··· INFORMATION SHOWN ···

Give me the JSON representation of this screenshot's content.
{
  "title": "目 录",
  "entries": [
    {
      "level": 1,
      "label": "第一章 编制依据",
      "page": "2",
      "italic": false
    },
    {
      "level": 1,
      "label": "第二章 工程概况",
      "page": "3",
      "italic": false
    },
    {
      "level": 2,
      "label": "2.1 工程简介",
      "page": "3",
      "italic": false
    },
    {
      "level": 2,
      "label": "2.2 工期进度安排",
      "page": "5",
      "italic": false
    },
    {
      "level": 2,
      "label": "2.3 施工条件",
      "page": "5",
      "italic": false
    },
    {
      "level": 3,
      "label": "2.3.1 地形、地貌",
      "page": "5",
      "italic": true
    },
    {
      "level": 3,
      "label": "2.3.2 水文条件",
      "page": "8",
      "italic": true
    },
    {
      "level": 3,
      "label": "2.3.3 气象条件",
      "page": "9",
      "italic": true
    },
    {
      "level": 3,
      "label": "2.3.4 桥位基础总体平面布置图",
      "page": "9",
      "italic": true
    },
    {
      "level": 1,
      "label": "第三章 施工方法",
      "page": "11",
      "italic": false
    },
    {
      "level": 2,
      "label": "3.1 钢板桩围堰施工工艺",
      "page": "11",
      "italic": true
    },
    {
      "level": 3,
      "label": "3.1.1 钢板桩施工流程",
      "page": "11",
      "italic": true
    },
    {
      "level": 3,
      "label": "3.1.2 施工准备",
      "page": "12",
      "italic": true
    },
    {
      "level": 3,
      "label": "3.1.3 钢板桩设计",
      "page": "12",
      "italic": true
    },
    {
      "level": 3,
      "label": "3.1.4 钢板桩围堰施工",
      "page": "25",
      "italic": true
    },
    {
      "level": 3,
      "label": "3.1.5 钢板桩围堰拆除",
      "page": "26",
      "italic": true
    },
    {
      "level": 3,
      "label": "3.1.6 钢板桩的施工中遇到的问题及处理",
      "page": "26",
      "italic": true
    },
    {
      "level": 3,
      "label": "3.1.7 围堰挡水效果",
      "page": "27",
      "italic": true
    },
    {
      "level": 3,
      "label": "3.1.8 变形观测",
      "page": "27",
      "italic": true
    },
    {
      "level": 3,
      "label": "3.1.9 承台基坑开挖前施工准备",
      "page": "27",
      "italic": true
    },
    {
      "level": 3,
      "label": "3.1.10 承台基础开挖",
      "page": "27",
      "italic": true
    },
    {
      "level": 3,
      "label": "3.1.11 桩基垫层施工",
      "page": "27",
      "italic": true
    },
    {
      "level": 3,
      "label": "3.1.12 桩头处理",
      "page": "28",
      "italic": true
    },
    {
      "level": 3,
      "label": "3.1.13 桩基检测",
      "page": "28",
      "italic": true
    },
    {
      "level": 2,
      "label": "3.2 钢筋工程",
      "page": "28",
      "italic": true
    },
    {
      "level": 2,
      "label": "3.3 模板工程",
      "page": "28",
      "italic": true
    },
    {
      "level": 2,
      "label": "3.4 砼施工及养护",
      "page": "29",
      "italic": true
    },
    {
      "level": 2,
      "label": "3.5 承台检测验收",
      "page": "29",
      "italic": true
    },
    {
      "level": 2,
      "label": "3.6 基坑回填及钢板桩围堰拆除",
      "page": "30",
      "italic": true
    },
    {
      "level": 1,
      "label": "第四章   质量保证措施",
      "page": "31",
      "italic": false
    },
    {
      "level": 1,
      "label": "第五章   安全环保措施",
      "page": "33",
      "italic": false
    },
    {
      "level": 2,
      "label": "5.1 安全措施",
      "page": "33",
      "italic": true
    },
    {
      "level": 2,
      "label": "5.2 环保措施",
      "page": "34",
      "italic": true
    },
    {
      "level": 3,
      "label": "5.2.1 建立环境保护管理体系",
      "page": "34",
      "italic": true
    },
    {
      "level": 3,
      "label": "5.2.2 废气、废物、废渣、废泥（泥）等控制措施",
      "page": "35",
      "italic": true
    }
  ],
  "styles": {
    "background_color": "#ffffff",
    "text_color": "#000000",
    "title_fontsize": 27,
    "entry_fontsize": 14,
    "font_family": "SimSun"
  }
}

···

_WRITTEN EXERCISE_. Print the whole listing again, exactly.

_TASK RESPONSE_.
Give me the JSON representation of this screenshot's content.
{
  "title": "目 录",
  "entries": [
    {
      "level": 1,
      "label": "第一章 编制依据",
      "page": "2",
      "italic": false
    },
    {
      "level": 1,
      "label": "第二章 工程概况",
      "page": "3",
      "italic": false
    },
    {
      "level": 2,
      "label": "2.1 工程简介",
      "page": "3",
      "italic": false
    },
    {
      "level": 2,
      "label": "2.2 工期进度安排",
      "page": "5",
      "italic": false
    },
    {
      "level": 2,
      "label": "2.3 施工条件",
      "page": "5",
      "italic": false
    },
    {
      "level": 3,
      "label": "2.3.1 地形、地貌",
      "page": "5",
      "italic": true
    },
    {
      "level": 3,
      "label": "2.3.2 水文条件",
      "page": "8",
      "italic": true
    },
    {
      "level": 3,
      "label": "2.3.3 气象条件",
      "page": "9",
      "italic": true
    },
    {
      "level": 3,
      "label": "2.3.4 桥位基础总体平面布置图",
      "page": "9",
      "italic": true
    },
    {
      "level": 1,
      "label": "第三章 施工方法",
      "page": "11",
      "italic": false
    },
    {
      "level": 2,
      "label": "3.1 钢板桩围堰施工工艺",
      "page": "11",
      "italic": true
    },
    {
      "level": 3,
      "label": "3.1.1 钢板桩施工流程",
      "page": "11",
      "italic": true
    },
    {
      "level": 3,
      "label": "3.1.2 施工准备",
      "page": "12",
      "italic": true
    },
    {
      "level": 3,
      "label": "3.1.3 钢板桩设计",
      "page": "12",
      "italic": true
    },
    {
      "level": 3,
      "label": "3.1.4 钢板桩围堰施工",
      "page": "25",
      "italic": true
    },
    {
      "level": 3,
      "label": "3.1.5 钢板桩围堰拆除",
      "page": "26",
      "italic": true
    },
    {
      "level": 3,
      "label": "3.1.6 钢板桩的施工中遇到的问题及处理",
      "page": "26",
      "italic": true
    },
    {
      "level": 3,
      "label": "3.1.7 围堰挡水效果",
      "page": "27",
      "italic": true
    },
    {
      "level": 3,
      "label": "3.1.8 变形观测",
      "page": "27",
      "italic": true
    },
    {
      "level": 3,
      "label": "3.1.9 承台基坑开挖前施工准备",
      "page": "27",
      "italic": true
    },
    {
      "level": 3,
      "label": "3.1.10 承台基础开挖",
      "page": "27",
      "italic": true
    },
    {
      "level": 3,
      "label": "3.1.11 桩基垫层施工",
      "page": "27",
      "italic": true
    },
    {
      "level": 3,
      "label": "3.1.12 桩头处理",
      "page": "28",
      "italic": true
    },
    {
      "level": 3,
      "label": "3.1.13 桩基检测",
      "page": "28",
      "italic": true
    },
    {
      "level": 2,
      "label": "3.2 钢筋工程",
      "page": "28",
      "italic": true
    },
    {
      "level": 2,
      "label": "3.3 模板工程",
      "page": "28",
      "italic": true
    },
    {
      "level": 2,
      "label": "3.4 砼施工及养护",
      "page": "29",
      "italic": true
    },
    {
      "level": 2,
      "label": "3.5 承台检测验收",
      "page": "29",
      "italic": true
    },
    {
      "level": 2,
      "label": "3.6 基坑回填及钢板桩围堰拆除",
      "page": "30",
      "italic": true
    },
    {
      "level": 1,
      "label": "第四章   质量保证措施",
      "page": "31",
      "italic": false
    },
    {
      "level": 1,
      "label": "第五章   安全环保措施",
      "page": "33",
      "italic": false
    },
    {
      "level": 2,
      "label": "5.1 安全措施",
      "page": "33",
      "italic": true
    },
    {
      "level": 2,
      "label": "5.2 环保措施",
      "page": "34",
      "italic": true
    },
    {
      "level": 3,
      "label": "5.2.1 建立环境保护管理体系",
      "page": "34",
      "italic": true
    },
    {
      "level": 3,
      "label": "5.2.2 废气、废物、废渣、废泥（泥）等控制措施",
      "page": "35",
      "italic": true
    }
  ],
  "styles": {
    "background_color": "#ffffff",
    "text_color": "#000000",
    "title_fontsize": 27,
    "entry_fontsize": 14,
    "font_family": "SimSun"
  }
}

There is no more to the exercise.